Search the records below for the word "указанных". Pull out each line that has it.

Task input:
◇ ◇ ◇ ◇ ◇ ◇ ◇

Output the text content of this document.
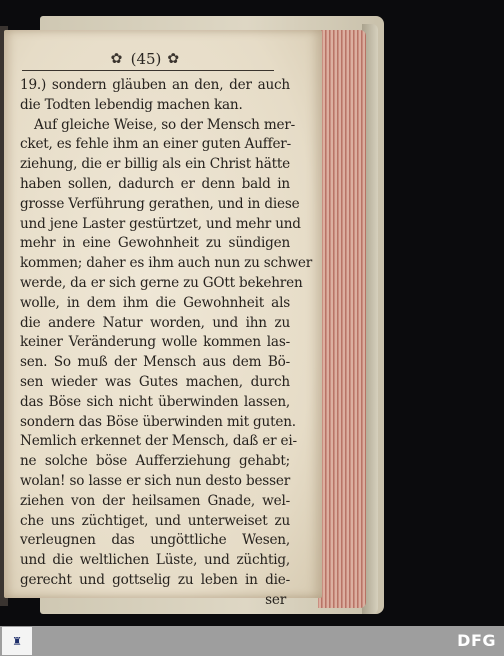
✿ (45) ✿
19.) sondern gläuben an den, der auch
die Todten lebendig machen kan.
Auf gleiche Weise, so der Mensch mer-
cket, es fehle ihm an einer guten Auffer-
ziehung, die er billig als ein Christ hätte
haben sollen, dadurch er denn bald in
grosse Verführung gerathen, und in diese
und jene Laster gestürtzet, und mehr und
mehr in eine Gewohnheit zu sündigen
kommen; daher es ihm auch nun zu schwer
werde, da er sich gerne zu GOtt bekehren
wolle, in dem ihm die Gewohnheit als
die andere Natur worden, und ihn zu
keiner Veränderung wolle kommen las-
sen. So muß der Mensch aus dem Bö-
sen wieder was Gutes machen, durch
das Böse sich nicht überwinden lassen,
sondern das Böse überwinden mit guten.
Nemlich erkennet der Mensch, daß er ei-
ne solche böse Aufferziehung gehabt;
wolan! so lasse er sich nun desto besser
ziehen von der heilsamen Gnade, wel-
che uns züchtiget, und unterweiset zu
verleugnen das ungöttliche Wesen,
und die weltlichen Lüste, und züchtig,
gerecht und gottselig zu leben in die-
ser
♜	DFG
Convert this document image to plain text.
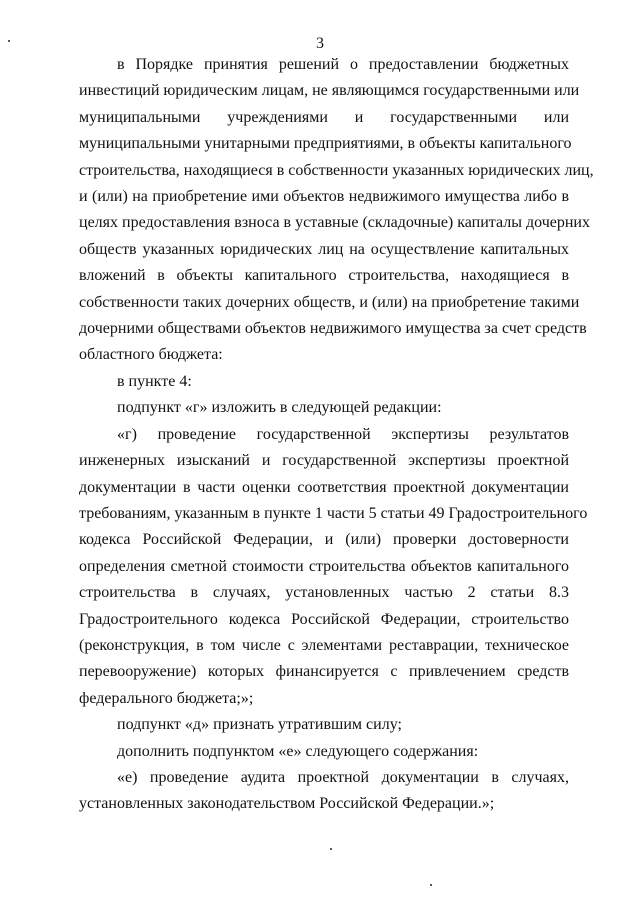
3
в Порядке принятия решений о предоставлении бюджетных
инвестиций юридическим лицам, не являющимся государственными или
муниципальными учреждениями и государственными или
муниципальными унитарными предприятиями, в объекты капитального
строительства, находящиеся в собственности указанных юридических лиц,
и (или) на приобретение ими объектов недвижимого имущества либо в
целях предоставления взноса в уставные (складочные) капиталы дочерних
обществ указанных юридических лиц на осуществление капитальных
вложений в объекты капитального строительства, находящиеся в
собственности таких дочерних обществ, и (или) на приобретение такими
дочерними обществами объектов недвижимого имущества за счет средств
областного бюджета:

в пункте 4:

подпункт «г» изложить в следующей редакции:

«г) проведение государственной экспертизы результатов
инженерных изысканий и государственной экспертизы проектной
документации в части оценки соответствия проектной документации
требованиям, указанным в пункте 1 части 5 статьи 49 Градостроительного
кодекса Российской Федерации, и (или) проверки достоверности
определения сметной стоимости строительства объектов капитального
строительства в случаях, установленных частью 2 статьи 8.3
Градостроительного кодекса Российской Федерации, строительство
(реконструкция, в том числе с элементами реставрации, техническое
перевооружение) которых финансируется с привлечением средств
федерального бюджета;»;

подпункт «д» признать утратившим силу;

дополнить подпунктом «е» следующего содержания:

«е) проведение аудита проектной документации в случаях,
установленных законодательством Российской Федерации.»;
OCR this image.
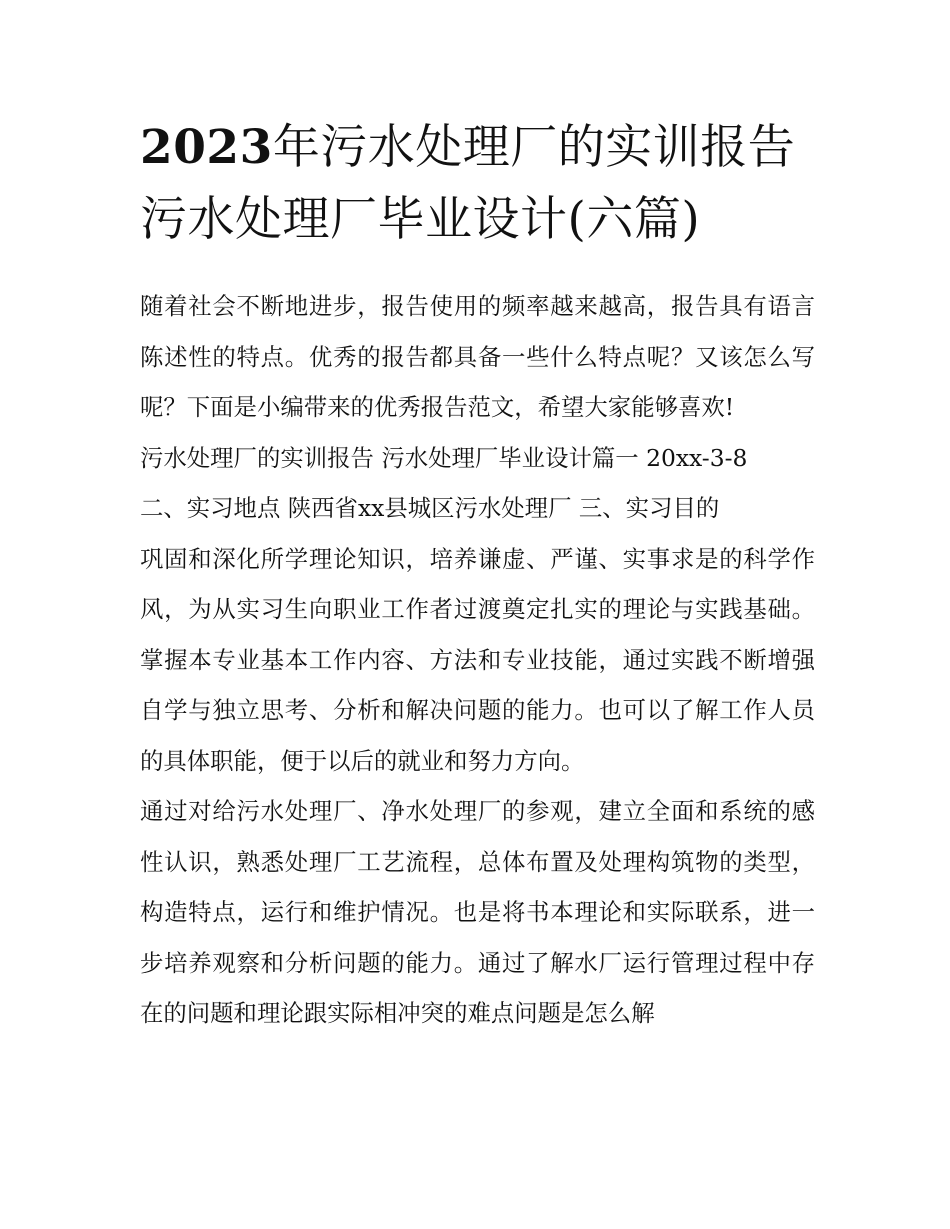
2023年污水处理厂的实训报告污水处理厂毕业设计(六篇)

随着社会不断地进步，报告使用的频率越来越高，报告具有语言陈述性的特点。优秀的报告都具备一些什么特点呢？又该怎么写呢？下面是小编带来的优秀报告范文，希望大家能够喜欢!

污水处理厂的实训报告 污水处理厂毕业设计篇一 20xx-3-8

二、实习地点 陕西省xx县城区污水处理厂 三、实习目的

巩固和深化所学理论知识，培养谦虚、严谨、实事求是的科学作风，为从实习生向职业工作者过渡奠定扎实的理论与实践基础。掌握本专业基本工作内容、方法和专业技能，通过实践不断增强自学与独立思考、分析和解决问题的能力。也可以了解工作人员的具体职能，便于以后的就业和努力方向。

通过对给污水处理厂、净水处理厂的参观，建立全面和系统的感性认识，熟悉处理厂工艺流程，总体布置及处理构筑物的类型，构造特点，运行和维护情况。也是将书本理论和实际联系，进一步培养观察和分析问题的能力。通过了解水厂运行管理过程中存在的问题和理论跟实际相冲突的难点问题是怎么解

◇ ◇ ◇ ◇ ◇ ◇ ◇

Task answer:
строительства, находящиеся в собственности указанных юридических лиц,
обществ указанных юридических лиц на осуществление капитальных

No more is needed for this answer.